* [Provided records]:
════════════════════

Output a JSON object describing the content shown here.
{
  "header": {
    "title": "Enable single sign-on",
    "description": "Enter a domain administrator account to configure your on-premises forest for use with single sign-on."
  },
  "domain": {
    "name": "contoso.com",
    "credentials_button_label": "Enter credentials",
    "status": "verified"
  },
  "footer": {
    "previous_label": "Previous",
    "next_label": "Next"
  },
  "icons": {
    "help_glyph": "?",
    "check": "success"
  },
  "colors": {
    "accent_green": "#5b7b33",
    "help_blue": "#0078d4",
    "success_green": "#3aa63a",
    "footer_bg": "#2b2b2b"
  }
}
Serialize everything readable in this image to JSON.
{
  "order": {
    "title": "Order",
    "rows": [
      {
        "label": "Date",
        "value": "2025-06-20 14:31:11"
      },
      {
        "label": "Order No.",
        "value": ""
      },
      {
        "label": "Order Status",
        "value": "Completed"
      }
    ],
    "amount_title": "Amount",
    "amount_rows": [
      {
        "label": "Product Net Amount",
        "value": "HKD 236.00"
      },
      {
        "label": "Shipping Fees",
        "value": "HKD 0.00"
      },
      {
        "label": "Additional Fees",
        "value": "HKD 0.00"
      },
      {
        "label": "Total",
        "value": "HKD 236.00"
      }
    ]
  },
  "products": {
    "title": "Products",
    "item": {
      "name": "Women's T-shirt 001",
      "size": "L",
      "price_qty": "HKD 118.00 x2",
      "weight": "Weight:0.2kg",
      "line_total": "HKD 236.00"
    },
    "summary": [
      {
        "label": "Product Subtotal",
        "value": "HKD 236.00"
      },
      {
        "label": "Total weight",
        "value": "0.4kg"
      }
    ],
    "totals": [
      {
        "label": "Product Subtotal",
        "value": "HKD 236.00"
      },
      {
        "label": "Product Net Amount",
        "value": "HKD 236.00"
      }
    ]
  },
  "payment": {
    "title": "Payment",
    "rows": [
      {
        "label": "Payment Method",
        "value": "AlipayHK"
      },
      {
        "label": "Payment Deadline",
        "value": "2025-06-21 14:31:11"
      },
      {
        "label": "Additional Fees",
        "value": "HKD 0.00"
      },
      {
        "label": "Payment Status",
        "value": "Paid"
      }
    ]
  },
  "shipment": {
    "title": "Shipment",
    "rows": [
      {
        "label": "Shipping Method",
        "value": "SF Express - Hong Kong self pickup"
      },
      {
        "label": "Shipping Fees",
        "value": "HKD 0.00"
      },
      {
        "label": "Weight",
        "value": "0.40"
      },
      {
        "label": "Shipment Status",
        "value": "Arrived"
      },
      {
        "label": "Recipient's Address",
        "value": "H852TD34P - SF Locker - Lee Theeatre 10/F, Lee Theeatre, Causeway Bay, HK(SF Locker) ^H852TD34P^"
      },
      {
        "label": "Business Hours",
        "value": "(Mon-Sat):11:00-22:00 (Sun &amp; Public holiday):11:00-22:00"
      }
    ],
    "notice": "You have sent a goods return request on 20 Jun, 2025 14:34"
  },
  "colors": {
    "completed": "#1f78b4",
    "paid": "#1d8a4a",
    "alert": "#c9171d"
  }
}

════════════════════

* [Goal of the exercise]: Exactly reproduce every line of the records.

* [Exercise answer]:
Output a JSON object describing the content shown here.
{
  "header": {
    "title": "Enable single sign-on",
    "description": "Enter a domain administrator account to configure your on-premises forest for use with single sign-on."
  },
  "domain": {
    "name": "contoso.com",
    "credentials_button_label": "Enter credentials",
    "status": "verified"
  },
  "footer": {
    "previous_label": "Previous",
    "next_label": "Next"
  },
  "icons": {
    "help_glyph": "?",
    "check": "success"
  },
  "colors": {
    "accent_green": "#5b7b33",
    "help_blue": "#0078d4",
    "success_green": "#3aa63a",
    "footer_bg": "#2b2b2b"
  }
}
Serialize everything readable in this image to JSON.
{
  "order": {
    "title": "Order",
    "rows": [
      {
        "label": "Date",
        "value": "2025-06-20 14:31:11"
      },
      {
        "label": "Order No.",
        "value": ""
      },
      {
        "label": "Order Status",
        "value": "Completed"
      }
    ],
    "amount_title": "Amount",
    "amount_rows": [
      {
        "label": "Product Net Amount",
        "value": "HKD 236.00"
      },
      {
        "label": "Shipping Fees",
        "value": "HKD 0.00"
      },
      {
        "label": "Additional Fees",
        "value": "HKD 0.00"
      },
      {
        "label": "Total",
        "value": "HKD 236.00"
      }
    ]
  },
  "products": {
    "title": "Products",
    "item": {
      "name": "Women's T-shirt 001",
      "size": "L",
      "price_qty": "HKD 118.00 x2",
      "weight": "Weight:0.2kg",
      "line_total": "HKD 236.00"
    },
    "summary": [
      {
        "label": "Product Subtotal",
        "value": "HKD 236.00"
      },
      {
        "label": "Total weight",
        "value": "0.4kg"
      }
    ],
    "totals": [
      {
        "label": "Product Subtotal",
        "value": "HKD 236.00"
      },
      {
        "label": "Product Net Amount",
        "value": "HKD 236.00"
      }
    ]
  },
  "payment": {
    "title": "Payment",
    "rows": [
      {
        "label": "Payment Method",
        "value": "AlipayHK"
      },
      {
        "label": "Payment Deadline",
        "value": "2025-06-21 14:31:11"
      },
      {
        "label": "Additional Fees",
        "value": "HKD 0.00"
      },
      {
        "label": "Payment Status",
        "value": "Paid"
      }
    ]
  },
  "shipment": {
    "title": "Shipment",
    "rows": [
      {
        "label": "Shipping Method",
        "value": "SF Express - Hong Kong self pickup"
      },
      {
        "label": "Shipping Fees",
        "value": "HKD 0.00"
      },
      {
        "label": "Weight",
        "value": "0.40"
      },
      {
        "label": "Shipment Status",
        "value": "Arrived"
      },
      {
        "label": "Recipient's Address",
        "value": "H852TD34P - SF Locker - Lee Theeatre 10/F, Lee Theeatre, Causeway Bay, HK(SF Locker) ^H852TD34P^"
      },
      {
        "label": "Business Hours",
        "value": "(Mon-Sat):11:00-22:00 (Sun &amp; Public holiday):11:00-22:00"
      }
    ],
    "notice": "You have sent a goods return request on 20 Jun, 2025 14:34"
  },
  "colors": {
    "completed": "#1f78b4",
    "paid": "#1d8a4a",
    "alert": "#c9171d"
  }
}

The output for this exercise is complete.